What is required |
Where does the string "most" appear in the records? Copy every line that contains it.

Recorded data
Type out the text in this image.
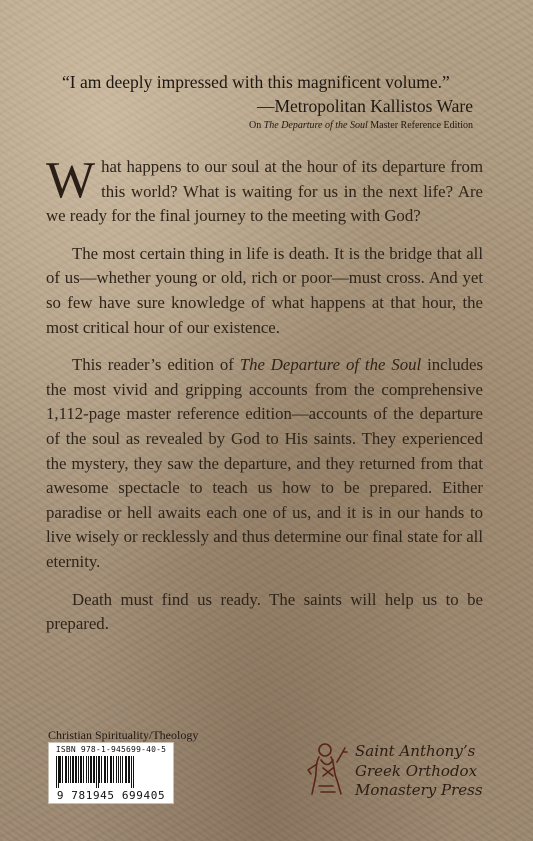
“I am deeply impressed with this magnificent volume.”
—Metropolitan Kallistos Ware
On The Departure of the Soul Master Reference Edition

What happens to our soul at the hour of its departure from this world? What is waiting for us in the next life? Are we ready for the final journey to the meeting with God?

The most certain thing in life is death. It is the bridge that all of us—whether young or old, rich or poor—must cross. And yet so few have sure knowledge of what happens at that hour, the most critical hour of our existence.

This reader’s edition of The Departure of the Soul includes the most vivid and gripping accounts from the comprehensive 1,112-page master reference edition—accounts of the departure of the soul as revealed by God to His saints. They experienced the mystery, they saw the departure, and they returned from that awesome spectacle to teach us how to be prepared. Either paradise or hell awaits each one of us, and it is in our hands to live wisely or recklessly and thus determine our final state for all eternity.

Death must find us ready. The saints will help us to be prepared.

Christian Spirituality/Theology
ISBN 978-1-945699-40-5
9 781945 699405
Saint Anthony’s
Greek Orthodox
Monastery Press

Response to the exercise |
The most certain thing in life is death. It is the bridge that all of us—whether young or old, rich or poor—must cross. And yet so few have sure knowledge of what happens at that hour, the most critical hour of our existence.
This reader’s edition of The Departure of the Soul includes the most vivid and gripping accounts from the comprehensive 1,112-page master reference edition—accounts of the departure of the soul as revealed by God to His saints. They experienced the mystery, they saw the departure, and they returned from that awesome spectacle to teach us how to be prepared. Either paradise or hell awaits each one of us, and it is in our hands to live wisely or recklessly and thus determine our final state for all eternity.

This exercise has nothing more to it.